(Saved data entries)
----------

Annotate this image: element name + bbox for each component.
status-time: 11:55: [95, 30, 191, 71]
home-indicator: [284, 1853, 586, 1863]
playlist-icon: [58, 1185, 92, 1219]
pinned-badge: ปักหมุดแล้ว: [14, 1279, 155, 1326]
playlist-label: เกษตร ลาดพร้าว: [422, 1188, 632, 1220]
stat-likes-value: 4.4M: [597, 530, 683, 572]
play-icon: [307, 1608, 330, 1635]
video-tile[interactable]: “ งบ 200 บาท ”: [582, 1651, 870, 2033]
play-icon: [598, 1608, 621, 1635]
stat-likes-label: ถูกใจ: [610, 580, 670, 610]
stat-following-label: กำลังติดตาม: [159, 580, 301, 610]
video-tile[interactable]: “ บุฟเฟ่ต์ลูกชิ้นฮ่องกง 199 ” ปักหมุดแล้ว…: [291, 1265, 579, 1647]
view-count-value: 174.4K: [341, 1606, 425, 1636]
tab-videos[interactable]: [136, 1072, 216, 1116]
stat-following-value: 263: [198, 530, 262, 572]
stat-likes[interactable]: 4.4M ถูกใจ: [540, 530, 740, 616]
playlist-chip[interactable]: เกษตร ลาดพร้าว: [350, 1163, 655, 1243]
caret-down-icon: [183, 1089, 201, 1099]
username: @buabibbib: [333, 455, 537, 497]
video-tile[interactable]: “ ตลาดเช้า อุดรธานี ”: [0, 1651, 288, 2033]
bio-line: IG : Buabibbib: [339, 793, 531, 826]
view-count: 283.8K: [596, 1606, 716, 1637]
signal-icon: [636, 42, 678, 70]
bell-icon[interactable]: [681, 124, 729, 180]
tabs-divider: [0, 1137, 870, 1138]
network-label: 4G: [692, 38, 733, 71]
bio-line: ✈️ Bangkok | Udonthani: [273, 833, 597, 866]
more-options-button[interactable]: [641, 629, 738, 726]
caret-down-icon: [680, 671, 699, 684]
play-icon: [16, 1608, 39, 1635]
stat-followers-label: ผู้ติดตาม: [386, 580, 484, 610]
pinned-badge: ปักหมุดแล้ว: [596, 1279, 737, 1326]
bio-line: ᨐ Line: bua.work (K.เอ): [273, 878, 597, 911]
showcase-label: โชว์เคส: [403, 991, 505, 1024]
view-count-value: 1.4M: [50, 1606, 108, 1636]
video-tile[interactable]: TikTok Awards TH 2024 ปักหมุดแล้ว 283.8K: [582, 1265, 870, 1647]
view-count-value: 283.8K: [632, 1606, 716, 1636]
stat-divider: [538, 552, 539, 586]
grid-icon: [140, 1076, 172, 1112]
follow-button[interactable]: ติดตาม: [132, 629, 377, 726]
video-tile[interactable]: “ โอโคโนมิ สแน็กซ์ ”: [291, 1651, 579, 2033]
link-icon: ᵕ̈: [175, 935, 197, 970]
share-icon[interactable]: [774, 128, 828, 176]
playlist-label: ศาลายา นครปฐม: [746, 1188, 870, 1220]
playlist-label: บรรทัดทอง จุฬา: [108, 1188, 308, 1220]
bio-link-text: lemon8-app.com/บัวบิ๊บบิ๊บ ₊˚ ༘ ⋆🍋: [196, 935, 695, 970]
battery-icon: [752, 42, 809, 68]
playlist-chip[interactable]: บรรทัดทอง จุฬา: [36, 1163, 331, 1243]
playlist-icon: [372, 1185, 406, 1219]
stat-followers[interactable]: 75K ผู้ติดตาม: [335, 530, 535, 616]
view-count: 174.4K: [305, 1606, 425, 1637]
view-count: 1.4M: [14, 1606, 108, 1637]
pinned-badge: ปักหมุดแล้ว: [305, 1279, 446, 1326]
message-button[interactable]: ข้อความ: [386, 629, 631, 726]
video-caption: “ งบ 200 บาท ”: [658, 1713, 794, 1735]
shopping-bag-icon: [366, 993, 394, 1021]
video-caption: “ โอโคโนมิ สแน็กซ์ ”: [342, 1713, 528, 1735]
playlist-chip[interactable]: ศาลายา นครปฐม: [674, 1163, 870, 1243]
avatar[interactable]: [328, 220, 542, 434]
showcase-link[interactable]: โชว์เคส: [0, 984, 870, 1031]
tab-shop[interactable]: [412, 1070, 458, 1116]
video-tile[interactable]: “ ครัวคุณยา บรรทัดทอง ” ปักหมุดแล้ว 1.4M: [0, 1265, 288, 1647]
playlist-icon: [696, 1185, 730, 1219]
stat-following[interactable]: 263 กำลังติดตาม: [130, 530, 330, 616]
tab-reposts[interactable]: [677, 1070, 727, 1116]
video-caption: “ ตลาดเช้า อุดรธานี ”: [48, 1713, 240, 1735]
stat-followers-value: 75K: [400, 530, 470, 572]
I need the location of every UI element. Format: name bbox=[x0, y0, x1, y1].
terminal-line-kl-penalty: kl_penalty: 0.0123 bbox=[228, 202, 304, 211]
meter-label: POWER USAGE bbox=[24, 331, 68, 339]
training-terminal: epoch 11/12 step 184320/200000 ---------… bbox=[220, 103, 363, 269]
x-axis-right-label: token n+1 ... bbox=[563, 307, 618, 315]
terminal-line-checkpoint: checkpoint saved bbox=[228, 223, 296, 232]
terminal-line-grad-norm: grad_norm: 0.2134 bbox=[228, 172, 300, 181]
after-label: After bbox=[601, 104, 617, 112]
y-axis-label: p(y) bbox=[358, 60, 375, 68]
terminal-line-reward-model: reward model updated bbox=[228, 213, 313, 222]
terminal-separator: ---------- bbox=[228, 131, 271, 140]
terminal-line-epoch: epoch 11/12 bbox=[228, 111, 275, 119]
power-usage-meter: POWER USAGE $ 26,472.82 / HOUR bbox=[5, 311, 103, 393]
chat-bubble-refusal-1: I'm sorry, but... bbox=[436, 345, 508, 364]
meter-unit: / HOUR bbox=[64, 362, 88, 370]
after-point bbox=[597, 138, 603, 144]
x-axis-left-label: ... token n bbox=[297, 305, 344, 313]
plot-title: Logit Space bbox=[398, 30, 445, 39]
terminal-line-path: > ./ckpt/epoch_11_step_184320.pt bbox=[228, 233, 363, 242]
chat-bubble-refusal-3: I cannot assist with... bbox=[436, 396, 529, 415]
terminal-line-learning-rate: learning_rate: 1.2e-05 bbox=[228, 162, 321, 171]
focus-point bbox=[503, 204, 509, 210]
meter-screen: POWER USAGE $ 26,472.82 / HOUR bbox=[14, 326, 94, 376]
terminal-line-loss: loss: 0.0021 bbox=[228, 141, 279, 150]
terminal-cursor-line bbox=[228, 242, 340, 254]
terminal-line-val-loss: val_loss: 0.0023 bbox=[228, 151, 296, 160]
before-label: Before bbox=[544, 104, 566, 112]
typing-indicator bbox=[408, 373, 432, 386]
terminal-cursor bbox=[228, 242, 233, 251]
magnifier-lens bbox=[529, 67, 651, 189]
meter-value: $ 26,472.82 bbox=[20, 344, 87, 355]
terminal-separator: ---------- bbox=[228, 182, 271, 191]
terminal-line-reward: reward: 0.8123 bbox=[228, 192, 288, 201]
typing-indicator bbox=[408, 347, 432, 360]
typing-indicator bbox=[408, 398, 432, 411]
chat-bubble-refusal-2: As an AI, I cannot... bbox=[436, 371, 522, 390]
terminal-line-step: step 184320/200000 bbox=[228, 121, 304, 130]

----------

● Your objective
Copy out the data verbatim, from its first line through the line containing "playlist-label: ศาลายา นครปฐม: [746, 1188, 870, 1220]".

● Result for this task
Annotate this image: element name + bbox for each component.
status-time: 11:55: [95, 30, 191, 71]
home-indicator: [284, 1853, 586, 1863]
playlist-icon: [58, 1185, 92, 1219]
pinned-badge: ปักหมุดแล้ว: [14, 1279, 155, 1326]
playlist-label: เกษตร ลาดพร้าว: [422, 1188, 632, 1220]
stat-likes-value: 4.4M: [597, 530, 683, 572]
play-icon: [307, 1608, 330, 1635]
video-tile[interactable]: “ งบ 200 บาท ”: [582, 1651, 870, 2033]
play-icon: [598, 1608, 621, 1635]
stat-likes-label: ถูกใจ: [610, 580, 670, 610]
stat-following-label: กำลังติดตาม: [159, 580, 301, 610]
video-tile[interactable]: “ บุฟเฟ่ต์ลูกชิ้นฮ่องกง 199 ” ปักหมุดแล้ว…: [291, 1265, 579, 1647]
view-count-value: 174.4K: [341, 1606, 425, 1636]
tab-videos[interactable]: [136, 1072, 216, 1116]
stat-following-value: 263: [198, 530, 262, 572]
stat-likes[interactable]: 4.4M ถูกใจ: [540, 530, 740, 616]
playlist-chip[interactable]: เกษตร ลาดพร้าว: [350, 1163, 655, 1243]
caret-down-icon: [183, 1089, 201, 1099]
username: @buabibbib: [333, 455, 537, 497]
video-tile[interactable]: “ ตลาดเช้า อุดรธานี ”: [0, 1651, 288, 2033]
bio-line: IG : Buabibbib: [339, 793, 531, 826]
view-count: 283.8K: [596, 1606, 716, 1637]
signal-icon: [636, 42, 678, 70]
bell-icon[interactable]: [681, 124, 729, 180]
tabs-divider: [0, 1137, 870, 1138]
network-label: 4G: [692, 38, 733, 71]
bio-line: ✈️ Bangkok | Udonthani: [273, 833, 597, 866]
more-options-button[interactable]: [641, 629, 738, 726]
caret-down-icon: [680, 671, 699, 684]
play-icon: [16, 1608, 39, 1635]
stat-followers-label: ผู้ติดตาม: [386, 580, 484, 610]
pinned-badge: ปักหมุดแล้ว: [596, 1279, 737, 1326]
bio-line: ᨐ Line: bua.work (K.เอ): [273, 878, 597, 911]
showcase-label: โชว์เคส: [403, 991, 505, 1024]
view-count-value: 1.4M: [50, 1606, 108, 1636]
video-tile[interactable]: TikTok Awards TH 2024 ปักหมุดแล้ว 283.8K: [582, 1265, 870, 1647]
view-count-value: 283.8K: [632, 1606, 716, 1636]
stat-divider: [538, 552, 539, 586]
grid-icon: [140, 1076, 172, 1112]
follow-button[interactable]: ติดตาม: [132, 629, 377, 726]
video-tile[interactable]: “ โอโคโนมิ สแน็กซ์ ”: [291, 1651, 579, 2033]
link-icon: ᵕ̈: [175, 935, 197, 970]
share-icon[interactable]: [774, 128, 828, 176]
playlist-label: ศาลายา นครปฐม: [746, 1188, 870, 1220]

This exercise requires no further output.